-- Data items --
+---+
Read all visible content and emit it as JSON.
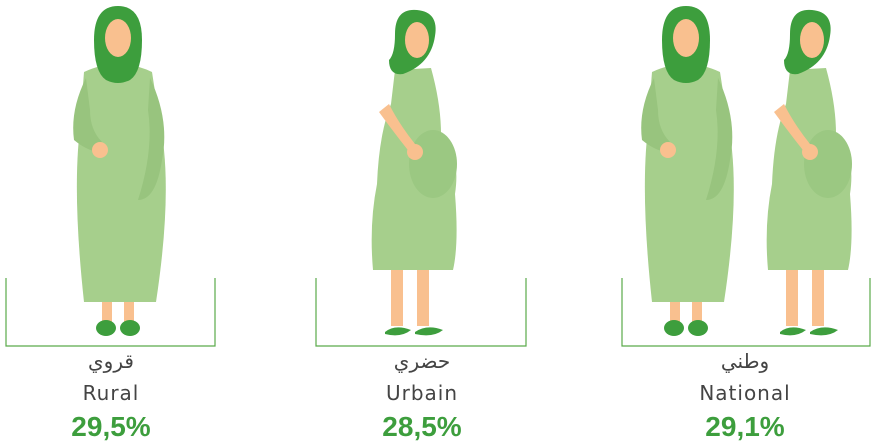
{
  "groups": [
    {
      "label_ar": "قروي",
      "label_fr": "Rural",
      "value": "29,5%"
    },
    {
      "label_ar": "حضري",
      "label_fr": "Urbain",
      "value": "28,5%"
    },
    {
      "label_ar": "وطني",
      "label_fr": "National",
      "value": "29,1%"
    }
  ]
}
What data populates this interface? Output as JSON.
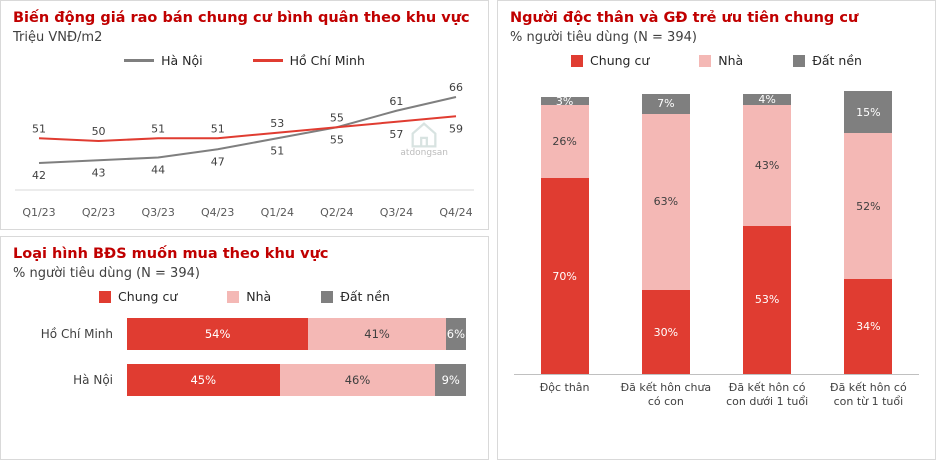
{
  "panels": {
    "price_trend": {
      "title": "Biến động giá rao bán chung cư bình quân theo khu vực",
      "subtitle": "Triệu VNĐ/m2"
    },
    "property_type_region": {
      "title": "Loại hình BĐS muốn mua theo khu vực",
      "subtitle": "% người tiêu dùng (N = 394)"
    },
    "priority_segment": {
      "title": "Người độc thân và GĐ trẻ ưu tiên chung cư",
      "subtitle": "% người tiêu dùng (N = 394)"
    }
  },
  "watermark": {
    "text": "atdongsan",
    "icon": "house-outline-icon"
  },
  "colors": {
    "title_red": "#c00000",
    "chung_cu_red": "#e03c31",
    "nha_pink": "#f4b8b5",
    "dat_nen_gray": "#7f7f7f",
    "hanoi_gray": "#7f7f7f",
    "hcm_red": "#e03c31",
    "axis_gray": "#d9d9d9"
  },
  "chart_data": [
    {
      "type": "line",
      "title": "Biến động giá rao bán chung cư bình quân theo khu vực",
      "ylabel": "Triệu VNĐ/m2",
      "categories": [
        "Q1/23",
        "Q2/23",
        "Q3/23",
        "Q4/23",
        "Q1/24",
        "Q2/24",
        "Q3/24",
        "Q4/24"
      ],
      "series": [
        {
          "name": "Hà Nội",
          "color": "#7f7f7f",
          "values": [
            42,
            43,
            44,
            47,
            51,
            55,
            61,
            66
          ]
        },
        {
          "name": "Hồ Chí Minh",
          "color": "#e03c31",
          "values": [
            51,
            50,
            51,
            51,
            53,
            55,
            57,
            59
          ]
        }
      ],
      "ylim": [
        38,
        70
      ],
      "grid": false,
      "legend_position": "top"
    },
    {
      "type": "bar",
      "orientation": "horizontal",
      "stacked": true,
      "title": "Loại hình BĐS muốn mua theo khu vực",
      "subtitle": "% người tiêu dùng (N = 394)",
      "categories": [
        "Hồ Chí Minh",
        "Hà Nội"
      ],
      "series": [
        {
          "name": "Chung cư",
          "color": "#e03c31",
          "values": [
            54,
            45
          ]
        },
        {
          "name": "Nhà",
          "color": "#f4b8b5",
          "values": [
            41,
            46
          ]
        },
        {
          "name": "Đất nền",
          "color": "#7f7f7f",
          "values": [
            6,
            9
          ]
        }
      ],
      "value_suffix": "%",
      "legend_position": "top"
    },
    {
      "type": "bar",
      "orientation": "vertical",
      "stacked": true,
      "title": "Người độc thân và GĐ trẻ ưu tiên chung cư",
      "subtitle": "% người tiêu dùng (N = 394)",
      "categories": [
        "Độc thân",
        "Đã kết hôn chưa có con",
        "Đã kết hôn có con dưới 1 tuổi",
        "Đã kết hôn có con từ 1 tuổi"
      ],
      "series": [
        {
          "name": "Chung cư",
          "color": "#e03c31",
          "values": [
            70,
            30,
            53,
            34
          ]
        },
        {
          "name": "Nhà",
          "color": "#f4b8b5",
          "values": [
            26,
            63,
            43,
            52
          ]
        },
        {
          "name": "Đất nền",
          "color": "#7f7f7f",
          "values": [
            3,
            7,
            4,
            15
          ]
        }
      ],
      "value_suffix": "%",
      "legend_position": "top"
    }
  ]
}
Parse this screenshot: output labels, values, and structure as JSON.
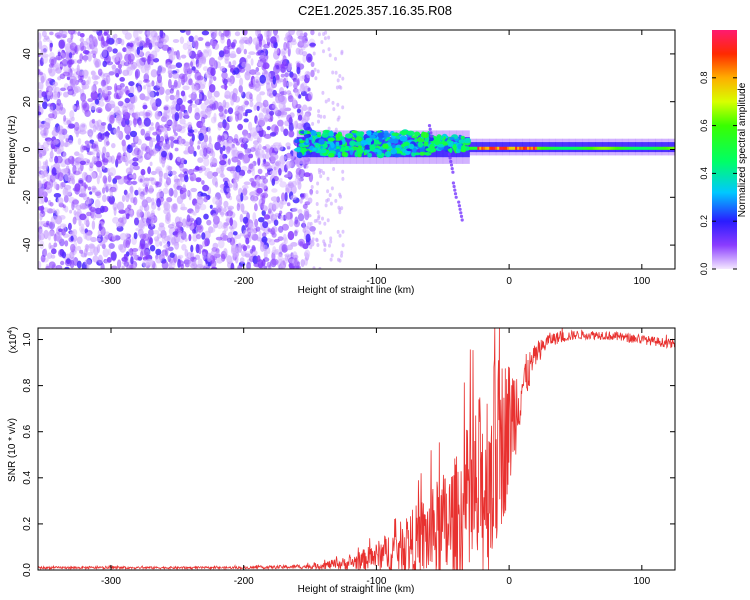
{
  "title": "C2E1.2025.357.16.35.R08",
  "chart_data": [
    {
      "type": "heatmap",
      "name": "spectrogram",
      "xlabel": "Height of straight line (km)",
      "ylabel": "Frequency (Hz)",
      "xlim": [
        -355,
        125
      ],
      "ylim": [
        -50,
        50
      ],
      "xticks": [
        -300,
        -200,
        -100,
        0,
        100
      ],
      "yticks": [
        -40,
        -20,
        0,
        20,
        40
      ],
      "colorbar": {
        "label": "Normalized spectral amplitude",
        "range": [
          0,
          1
        ],
        "ticks": [
          0.0,
          0.2,
          0.4,
          0.6,
          0.8
        ]
      },
      "regions": [
        {
          "description": "diffuse noise, low amplitude",
          "x": [
            -355,
            -148
          ],
          "freq": [
            -50,
            50
          ],
          "amplitude": [
            0.05,
            0.2
          ]
        },
        {
          "description": "carrier signal with scatter",
          "x": [
            -160,
            -30
          ],
          "freq": [
            -3,
            8
          ],
          "amplitude": [
            0.2,
            0.55
          ]
        },
        {
          "description": "stable carrier",
          "x": [
            -30,
            125
          ],
          "freq": [
            -2,
            2
          ],
          "amplitude": [
            0.5,
            0.95
          ]
        }
      ]
    },
    {
      "type": "line",
      "name": "snr",
      "xlabel": "Height of straight line (km)",
      "ylabel": "SNR (10 * v/v)",
      "scale_label": "(x10",
      "scale_exponent": "4",
      "scale_close": ")",
      "xlim": [
        -355,
        125
      ],
      "ylim": [
        0,
        1.05
      ],
      "xticks": [
        -300,
        -200,
        -100,
        0,
        100
      ],
      "yticks": [
        0.0,
        0.2,
        0.4,
        0.6,
        0.8,
        1.0
      ],
      "series": [
        {
          "name": "SNR",
          "color": "#e8312f",
          "x": [
            -355,
            -300,
            -200,
            -150,
            -120,
            -100,
            -80,
            -60,
            -40,
            -30,
            -20,
            -10,
            0,
            10,
            20,
            30,
            50,
            70,
            100,
            125
          ],
          "y": [
            0.01,
            0.01,
            0.01,
            0.015,
            0.03,
            0.06,
            0.1,
            0.15,
            0.2,
            0.25,
            0.35,
            0.5,
            0.62,
            0.8,
            0.93,
            1.0,
            1.02,
            1.02,
            1.0,
            0.98
          ],
          "noise_band": [
            0.005,
            0.005,
            0.005,
            0.01,
            0.03,
            0.06,
            0.12,
            0.2,
            0.3,
            0.4,
            0.45,
            0.45,
            0.3,
            0.12,
            0.05,
            0.03,
            0.02,
            0.02,
            0.02,
            0.02
          ]
        }
      ]
    }
  ]
}
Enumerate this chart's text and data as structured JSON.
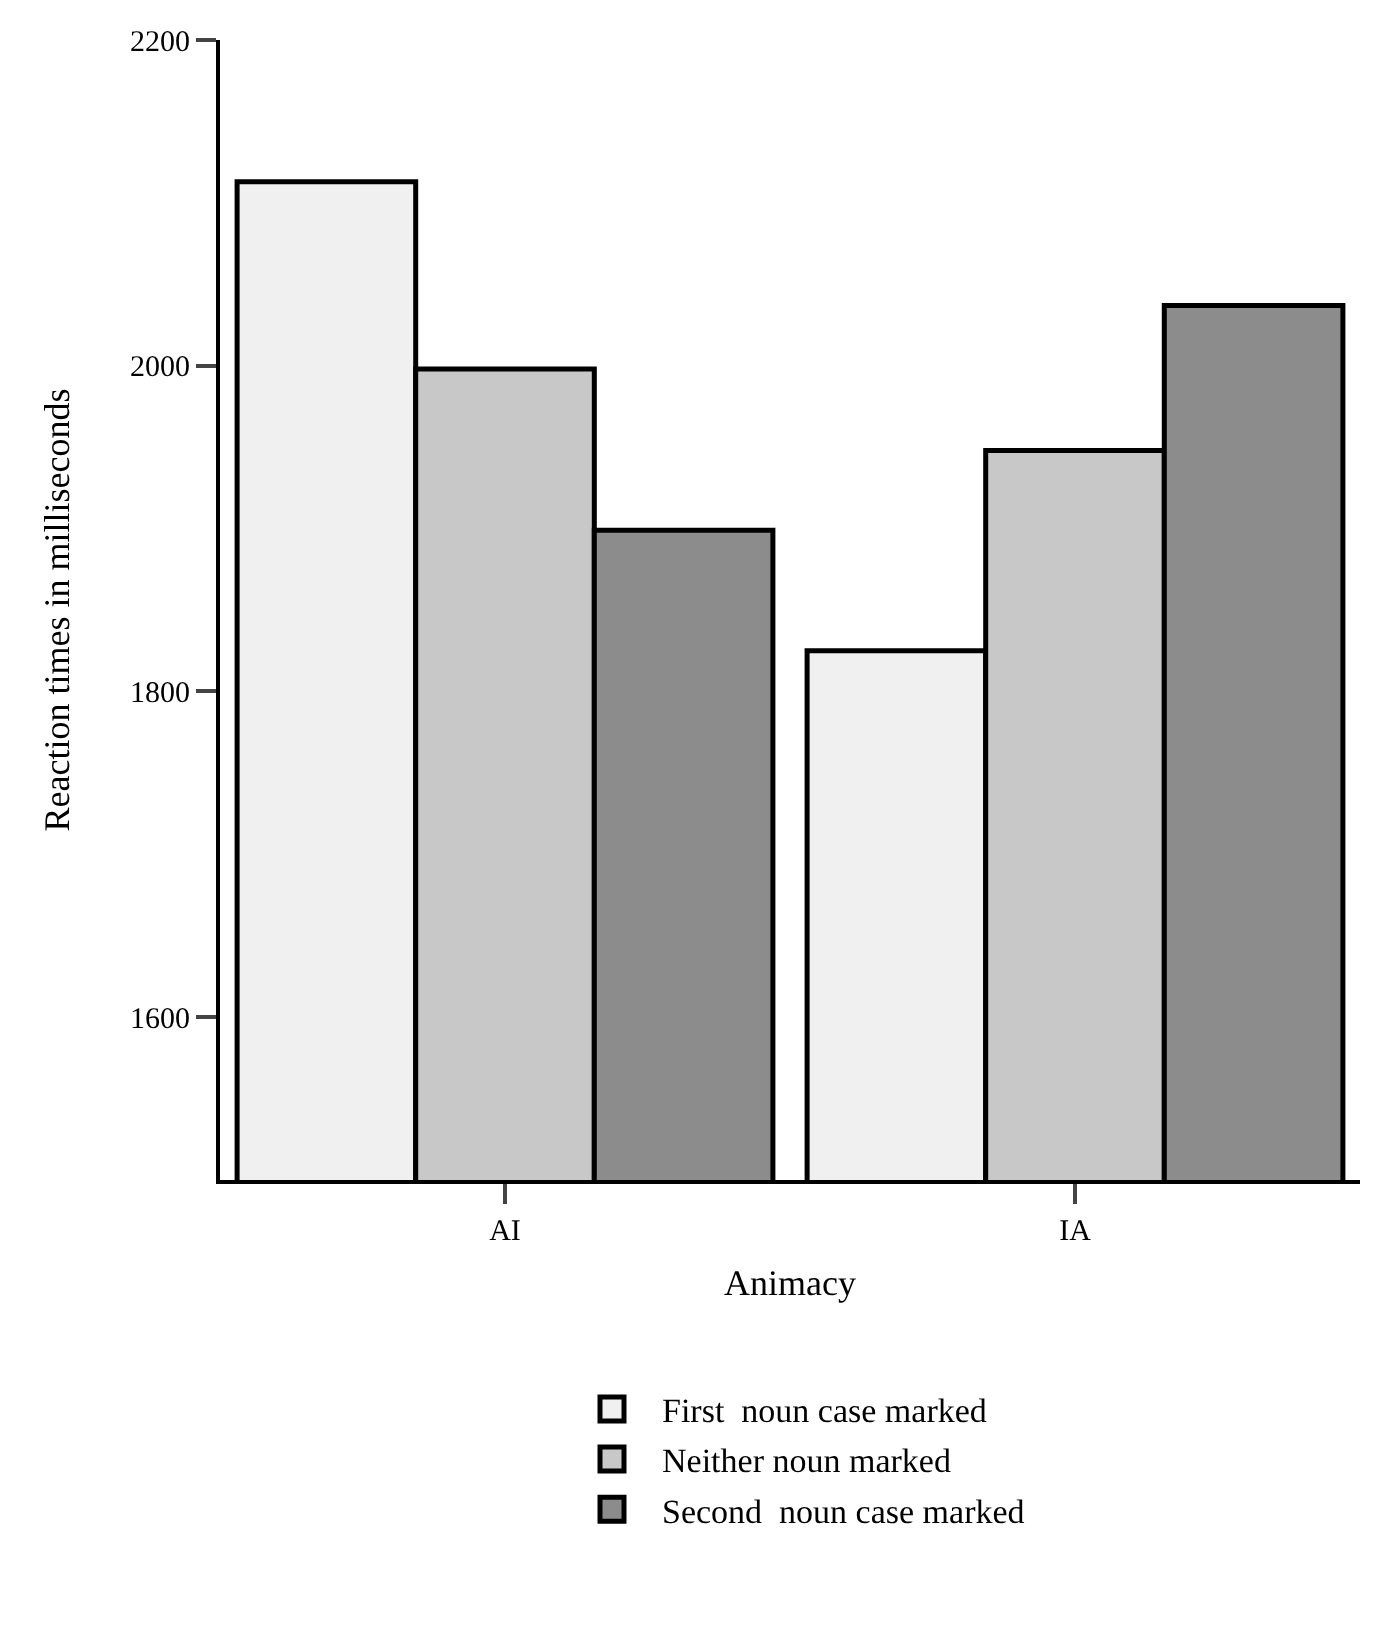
{
  "chart_data": {
    "type": "bar",
    "xlabel": "Animacy",
    "ylabel": "Reaction times in milliseconds",
    "categories": [
      "AI",
      "IA"
    ],
    "series": [
      {
        "name": "First  noun case marked",
        "color": "#f0f0f0",
        "values": [
          2113,
          1825
        ]
      },
      {
        "name": "Neither noun marked",
        "color": "#c8c8c8",
        "values": [
          1998,
          1948
        ]
      },
      {
        "name": "Second  noun case marked",
        "color": "#8c8c8c",
        "values": [
          1899,
          2037
        ]
      }
    ],
    "ylim": [
      1500,
      2200
    ],
    "yticks": [
      1600,
      1800,
      2000,
      2200
    ],
    "legend": "bottom"
  }
}
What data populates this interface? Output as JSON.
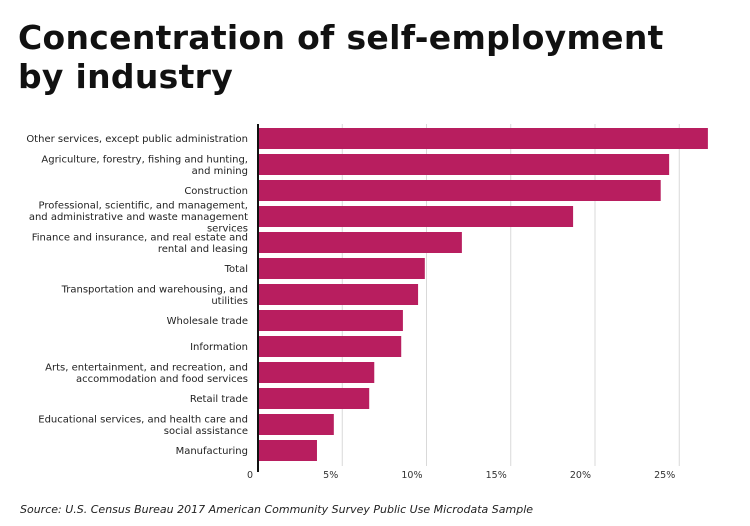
{
  "title": "Concentration of self-employment by industry",
  "source": "Source:  U.S. Census Bureau 2017 American Community Survey Public Use Microdata Sample",
  "colors": {
    "bar": "#b81e5f",
    "grid": "#d9d9d9",
    "axis": "#111111"
  },
  "chart_data": {
    "type": "bar",
    "orientation": "horizontal",
    "categories": [
      "Other services, except public administration",
      "Agriculture, forestry, fishing and hunting, and mining",
      "Construction",
      "Professional, scientific, and management, and administrative and waste management services",
      "Finance and insurance, and real estate and rental and leasing",
      "Total",
      "Transportation and warehousing, and utilities",
      "Wholesale trade",
      "Information",
      "Arts, entertainment, and recreation, and accommodation and food services",
      "Retail trade",
      "Educational services, and health care and social assistance",
      "Manufacturing"
    ],
    "values": [
      26.7,
      24.4,
      23.9,
      18.7,
      12.1,
      9.9,
      9.5,
      8.6,
      8.5,
      6.9,
      6.6,
      4.5,
      3.5
    ],
    "xlim": [
      0,
      27
    ],
    "xticks": [
      0,
      5,
      10,
      15,
      20,
      25
    ],
    "xtick_labels": [
      "0",
      "5%",
      "10%",
      "15%",
      "20%",
      "25%"
    ],
    "grid": true
  }
}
+---+
-- Request --
In the entries above, locate every line with the word "text" and copy it.

-- Answer for this exercise --
    "text": "atdongsan",
Enumerate this chart's text and data as structured JSON.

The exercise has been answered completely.